* Problem statement *
Restate the whole of the material. Keep every word, and drop the pictures.

** Begin Dataset excerpts **

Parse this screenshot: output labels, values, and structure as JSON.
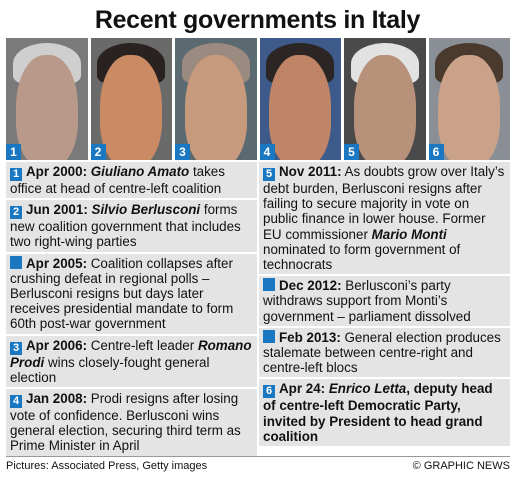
{
  "title": "Recent governments in Italy",
  "colors": {
    "accent": "#1a78c2",
    "panel": "#e4e4e4"
  },
  "photos": [
    {
      "badge": "1",
      "skin": "#b8998a",
      "hair": "#cfcfcf",
      "bg": "#7a7a7a"
    },
    {
      "badge": "2",
      "skin": "#c98a64",
      "hair": "#2a2220",
      "bg": "#6a6a6a"
    },
    {
      "badge": "3",
      "skin": "#c79a7e",
      "hair": "#9a8a80",
      "bg": "#5b6a70"
    },
    {
      "badge": "4",
      "skin": "#c08566",
      "hair": "#2b2624",
      "bg": "#3d5a8a"
    },
    {
      "badge": "5",
      "skin": "#b8917a",
      "hair": "#e2e2e2",
      "bg": "#4a4a4a"
    },
    {
      "badge": "6",
      "skin": "#caa28a",
      "hair": "#4a3a2e",
      "bg": "#8a8f96"
    }
  ],
  "left_entries": [
    {
      "marker": "1",
      "date": "Apr 2000:",
      "name": "Giuliano Amato",
      "pre": "",
      "text": " takes office at head of centre-left coalition"
    },
    {
      "marker": "2",
      "date": "Jun 2001:",
      "name": "Silvio Berlusconi",
      "pre": "",
      "text": " forms new coalition government that includes two right-wing parties"
    },
    {
      "marker": "",
      "date": "Apr 2005:",
      "name": "",
      "pre": "",
      "text": " Coalition collapses after crushing defeat in regional polls – Berlusconi resigns but days later receives presidential mandate to form 60th post-war government"
    },
    {
      "marker": "3",
      "date": "Apr 2006:",
      "name": "Romano Prodi",
      "pre": " Centre-left leader ",
      "text": " wins closely-fought general election"
    },
    {
      "marker": "4",
      "date": "Jan 2008:",
      "name": "",
      "pre": "",
      "text": " Prodi resigns after losing vote of confidence. Berlusconi wins general election, securing third term as Prime Minister in April"
    }
  ],
  "right_entries": [
    {
      "marker": "5",
      "date": "Nov 2011:",
      "name": "Mario Monti",
      "pre": " As doubts grow over Italy’s debt burden, Berlusconi resigns after failing to secure majority in vote on public finance in lower house. Former EU commissioner ",
      "text": " nominated to form government of technocrats"
    },
    {
      "marker": "",
      "date": "Dec 2012:",
      "name": "",
      "pre": "",
      "text": " Berlusconi’s party withdraws support from Monti’s government – parliament dissolved"
    },
    {
      "marker": "",
      "date": "Feb 2013:",
      "name": "",
      "pre": "",
      "text": " General election produces stalemate between centre-right and centre-left blocs"
    },
    {
      "marker": "6",
      "date": "Apr 24:",
      "name": "Enrico Letta",
      "pre": " ",
      "text": ", deputy head of centre-left Democratic Party, invited by President to head grand coalition",
      "all_bold": true
    }
  ],
  "footer": {
    "credits": "Pictures: Associated Press, Getty images",
    "brand": "© GRAPHIC NEWS"
  }
}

** End Dataset excerpts **

* Complete response *
Parse this screenshot: output labels, values, and structure as JSON.
{
  "title": "Recent governments in Italy",
  "colors": {
    "accent": "#1a78c2",
    "panel": "#e4e4e4"
  },
  "photos": [
    {
      "badge": "1",
      "skin": "#b8998a",
      "hair": "#cfcfcf",
      "bg": "#7a7a7a"
    },
    {
      "badge": "2",
      "skin": "#c98a64",
      "hair": "#2a2220",
      "bg": "#6a6a6a"
    },
    {
      "badge": "3",
      "skin": "#c79a7e",
      "hair": "#9a8a80",
      "bg": "#5b6a70"
    },
    {
      "badge": "4",
      "skin": "#c08566",
      "hair": "#2b2624",
      "bg": "#3d5a8a"
    },
    {
      "badge": "5",
      "skin": "#b8917a",
      "hair": "#e2e2e2",
      "bg": "#4a4a4a"
    },
    {
      "badge": "6",
      "skin": "#caa28a",
      "hair": "#4a3a2e",
      "bg": "#8a8f96"
    }
  ],
  "left_entries": [
    {
      "marker": "1",
      "date": "Apr 2000:",
      "name": "Giuliano Amato",
      "pre": "",
      "text": " takes office at head of centre-left coalition"
    },
    {
      "marker": "2",
      "date": "Jun 2001:",
      "name": "Silvio Berlusconi",
      "pre": "",
      "text": " forms new coalition government that includes two right-wing parties"
    },
    {
      "marker": "",
      "date": "Apr 2005:",
      "name": "",
      "pre": "",
      "text": " Coalition collapses after crushing defeat in regional polls – Berlusconi resigns but days later receives presidential mandate to form 60th post-war government"
    },
    {
      "marker": "3",
      "date": "Apr 2006:",
      "name": "Romano Prodi",
      "pre": " Centre-left leader ",
      "text": " wins closely-fought general election"
    },
    {
      "marker": "4",
      "date": "Jan 2008:",
      "name": "",
      "pre": "",
      "text": " Prodi resigns after losing vote of confidence. Berlusconi wins general election, securing third term as Prime Minister in April"
    }
  ],
  "right_entries": [
    {
      "marker": "5",
      "date": "Nov 2011:",
      "name": "Mario Monti",
      "pre": " As doubts grow over Italy’s debt burden, Berlusconi resigns after failing to secure majority in vote on public finance in lower house. Former EU commissioner ",
      "text": " nominated to form government of technocrats"
    },
    {
      "marker": "",
      "date": "Dec 2012:",
      "name": "",
      "pre": "",
      "text": " Berlusconi’s party withdraws support from Monti’s government – parliament dissolved"
    },
    {
      "marker": "",
      "date": "Feb 2013:",
      "name": "",
      "pre": "",
      "text": " General election produces stalemate between centre-right and centre-left blocs"
    },
    {
      "marker": "6",
      "date": "Apr 24:",
      "name": "Enrico Letta",
      "pre": " ",
      "text": ", deputy head of centre-left Democratic Party, invited by President to head grand coalition",
      "all_bold": true
    }
  ],
  "footer": {
    "credits": "Pictures: Associated Press, Getty images",
    "brand": "© GRAPHIC NEWS"
  }
}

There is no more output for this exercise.